Texto da página:

────────────────────────────────────────

“Não dependo da aprovação de ninguém”. Mães solteiras em Angola

Artigo publicado na Revista Chocolate, em 2007

Introdução 

A uma mulher que vive com o seu filho sozinha, seja por opção ou por contingências da vida, para facilitar chama-se “mãe solteira”. Não quer dizer necessariamente que o seu estado civil seja “solteira”, pode ter namorado, ser viúva ou separada, mas cabe a essa mulher o monopólio da sobrevivência, a educação e dedicação de afecto ao seu filho. No direito de família atribui-se o termo de família monoparental a esta situação em que a mãe ou pai vive com o seu filho sem manter relacionamento afectivo com o outro membro da paternidade.

────────────────────────────────────────

[Registos do conjunto de dados]
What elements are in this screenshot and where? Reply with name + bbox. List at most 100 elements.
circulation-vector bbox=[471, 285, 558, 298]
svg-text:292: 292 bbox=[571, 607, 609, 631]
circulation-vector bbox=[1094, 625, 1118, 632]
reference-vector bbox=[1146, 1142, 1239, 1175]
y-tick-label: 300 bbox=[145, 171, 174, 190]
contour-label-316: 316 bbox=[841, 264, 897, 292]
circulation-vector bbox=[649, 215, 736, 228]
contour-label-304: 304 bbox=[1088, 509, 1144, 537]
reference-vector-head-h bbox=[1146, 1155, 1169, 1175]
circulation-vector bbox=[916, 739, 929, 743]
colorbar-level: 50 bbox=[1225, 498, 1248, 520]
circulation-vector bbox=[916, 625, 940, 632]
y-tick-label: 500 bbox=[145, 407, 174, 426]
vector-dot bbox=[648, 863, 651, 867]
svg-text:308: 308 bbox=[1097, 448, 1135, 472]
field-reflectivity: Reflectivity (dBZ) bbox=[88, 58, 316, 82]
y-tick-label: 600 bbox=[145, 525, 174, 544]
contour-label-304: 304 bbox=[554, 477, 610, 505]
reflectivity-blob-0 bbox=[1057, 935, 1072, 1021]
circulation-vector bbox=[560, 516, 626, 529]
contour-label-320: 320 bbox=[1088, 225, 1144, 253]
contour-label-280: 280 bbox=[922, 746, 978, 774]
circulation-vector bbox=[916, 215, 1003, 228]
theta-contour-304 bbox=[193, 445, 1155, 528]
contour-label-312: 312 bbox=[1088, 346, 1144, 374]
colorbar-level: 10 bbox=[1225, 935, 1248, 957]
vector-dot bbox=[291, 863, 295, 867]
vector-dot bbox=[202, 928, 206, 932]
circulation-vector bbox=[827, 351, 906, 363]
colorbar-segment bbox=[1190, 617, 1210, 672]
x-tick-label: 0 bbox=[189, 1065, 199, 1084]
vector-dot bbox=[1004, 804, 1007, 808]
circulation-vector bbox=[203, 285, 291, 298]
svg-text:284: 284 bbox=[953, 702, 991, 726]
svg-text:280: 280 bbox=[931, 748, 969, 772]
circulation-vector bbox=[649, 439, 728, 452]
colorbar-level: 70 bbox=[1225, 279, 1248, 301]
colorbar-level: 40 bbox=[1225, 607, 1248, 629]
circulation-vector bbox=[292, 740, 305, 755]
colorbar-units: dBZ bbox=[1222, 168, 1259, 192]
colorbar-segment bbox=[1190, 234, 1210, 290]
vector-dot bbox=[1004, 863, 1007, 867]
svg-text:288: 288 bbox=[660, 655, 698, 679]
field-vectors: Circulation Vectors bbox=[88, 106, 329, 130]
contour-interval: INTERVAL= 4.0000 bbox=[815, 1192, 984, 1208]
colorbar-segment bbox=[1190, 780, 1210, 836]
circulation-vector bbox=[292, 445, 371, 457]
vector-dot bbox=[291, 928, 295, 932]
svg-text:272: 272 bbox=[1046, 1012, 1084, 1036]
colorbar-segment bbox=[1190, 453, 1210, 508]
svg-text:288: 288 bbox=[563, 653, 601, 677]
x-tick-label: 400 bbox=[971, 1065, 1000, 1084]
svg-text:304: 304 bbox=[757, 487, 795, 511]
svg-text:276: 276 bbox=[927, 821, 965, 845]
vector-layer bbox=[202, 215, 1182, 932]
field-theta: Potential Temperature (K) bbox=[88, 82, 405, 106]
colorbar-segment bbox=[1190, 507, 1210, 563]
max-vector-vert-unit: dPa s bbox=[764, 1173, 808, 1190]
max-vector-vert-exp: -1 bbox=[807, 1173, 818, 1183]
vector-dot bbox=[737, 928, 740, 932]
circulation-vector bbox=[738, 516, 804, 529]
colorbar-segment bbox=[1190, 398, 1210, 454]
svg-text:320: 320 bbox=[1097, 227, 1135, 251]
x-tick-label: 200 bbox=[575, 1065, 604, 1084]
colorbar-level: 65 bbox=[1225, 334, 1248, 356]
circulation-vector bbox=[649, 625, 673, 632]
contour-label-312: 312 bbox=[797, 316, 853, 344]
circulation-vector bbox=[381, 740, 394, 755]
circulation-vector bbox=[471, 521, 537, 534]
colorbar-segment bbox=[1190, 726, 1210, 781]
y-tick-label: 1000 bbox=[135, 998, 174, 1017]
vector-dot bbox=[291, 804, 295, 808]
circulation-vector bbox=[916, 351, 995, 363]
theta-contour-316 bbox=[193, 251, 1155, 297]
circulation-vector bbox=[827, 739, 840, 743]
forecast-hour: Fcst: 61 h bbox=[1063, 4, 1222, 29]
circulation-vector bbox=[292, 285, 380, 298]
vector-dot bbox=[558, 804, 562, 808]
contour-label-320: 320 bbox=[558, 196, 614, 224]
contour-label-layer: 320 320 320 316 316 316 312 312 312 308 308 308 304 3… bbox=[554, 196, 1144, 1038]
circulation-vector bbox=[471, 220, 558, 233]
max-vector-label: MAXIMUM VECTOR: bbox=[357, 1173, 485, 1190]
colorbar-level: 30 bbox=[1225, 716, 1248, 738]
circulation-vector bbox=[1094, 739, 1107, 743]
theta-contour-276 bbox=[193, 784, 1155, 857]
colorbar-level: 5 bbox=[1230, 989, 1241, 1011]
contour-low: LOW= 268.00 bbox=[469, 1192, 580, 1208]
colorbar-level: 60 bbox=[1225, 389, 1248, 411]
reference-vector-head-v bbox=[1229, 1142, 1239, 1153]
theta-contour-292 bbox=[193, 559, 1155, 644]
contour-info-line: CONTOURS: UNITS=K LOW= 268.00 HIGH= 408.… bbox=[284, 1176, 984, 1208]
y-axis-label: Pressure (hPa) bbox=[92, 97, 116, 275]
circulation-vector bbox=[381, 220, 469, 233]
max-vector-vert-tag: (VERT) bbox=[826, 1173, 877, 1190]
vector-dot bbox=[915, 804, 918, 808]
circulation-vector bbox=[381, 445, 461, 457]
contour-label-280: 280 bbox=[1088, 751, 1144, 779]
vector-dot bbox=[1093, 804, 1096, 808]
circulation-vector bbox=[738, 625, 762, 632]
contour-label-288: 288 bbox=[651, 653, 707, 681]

────────────────────────────────────────

Objetivo:
Repita sem alterações o trecho do texto sobre as mães solteiras em Angola que começa em "Artigo publicado na Revista" e segue até "outro membro da paternidade.".

Resposta à tarefa:
Artigo publicado na Revista Chocolate, em 2007

Introdução 

A uma mulher que vive com o seu filho sozinha, seja por opção ou por contingências da vida, para facilitar chama-se “mãe solteira”. Não quer dizer necessariamente que o seu estado civil seja “solteira”, pode ter namorado, ser viúva ou separada, mas cabe a essa mulher o monopólio da sobrevivência, a educação e dedicação de afecto ao seu filho. No direito de família atribui-se o termo de família monoparental a esta situação em que a mãe ou pai vive com o seu filho sem manter relacionamento afectivo com o outro membro da paternidade.